To be done :: Say how many lines contain the word "color" and give no other text.

The data ::
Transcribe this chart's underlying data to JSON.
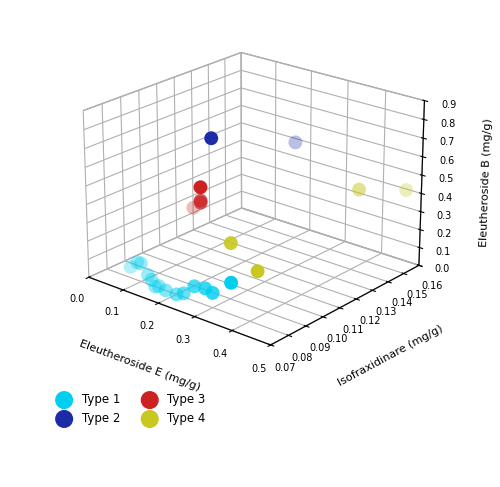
{
  "type1": {
    "color": "#00CFEF",
    "label": "Type 1",
    "points": [
      [
        0.07,
        0.08,
        0.06
      ],
      [
        0.09,
        0.08,
        0.1
      ],
      [
        0.1,
        0.08,
        0.1
      ],
      [
        0.12,
        0.08,
        0.05
      ],
      [
        0.13,
        0.08,
        0.03
      ],
      [
        0.14,
        0.08,
        0.0
      ],
      [
        0.15,
        0.08,
        0.01
      ],
      [
        0.17,
        0.08,
        0.0
      ],
      [
        0.2,
        0.08,
        0.0
      ],
      [
        0.22,
        0.08,
        0.02
      ],
      [
        0.25,
        0.08,
        0.08
      ],
      [
        0.28,
        0.08,
        0.09
      ],
      [
        0.3,
        0.08,
        0.08
      ],
      [
        0.35,
        0.08,
        0.17
      ]
    ]
  },
  "type2": {
    "color": "#1C2CA8",
    "label": "Type 2",
    "points": [
      [
        0.3,
        0.08,
        0.89
      ],
      [
        0.38,
        0.11,
        0.8
      ]
    ]
  },
  "type3": {
    "color": "#CC2222",
    "label": "Type 3",
    "points": [
      [
        0.25,
        0.08,
        0.5
      ],
      [
        0.27,
        0.08,
        0.55
      ],
      [
        0.27,
        0.08,
        0.54
      ],
      [
        0.27,
        0.08,
        0.62
      ]
    ]
  },
  "type4": {
    "color": "#C8C820",
    "label": "Type 4",
    "points": [
      [
        0.35,
        0.08,
        0.38
      ],
      [
        0.42,
        0.08,
        0.28
      ],
      [
        0.46,
        0.13,
        0.52
      ],
      [
        0.5,
        0.15,
        0.46
      ]
    ]
  },
  "xlim": [
    0.0,
    0.5
  ],
  "ylim": [
    0.07,
    0.16
  ],
  "zlim": [
    0.0,
    0.9
  ],
  "xlabel": "Eleutheroside E (mg/g)",
  "ylabel": "Isofraxidinare (mg/g)",
  "zlabel": "Eleutheroside B (mg/g)",
  "elev": 22,
  "azim": -50,
  "marker_size": 100
}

Result of the task :: 4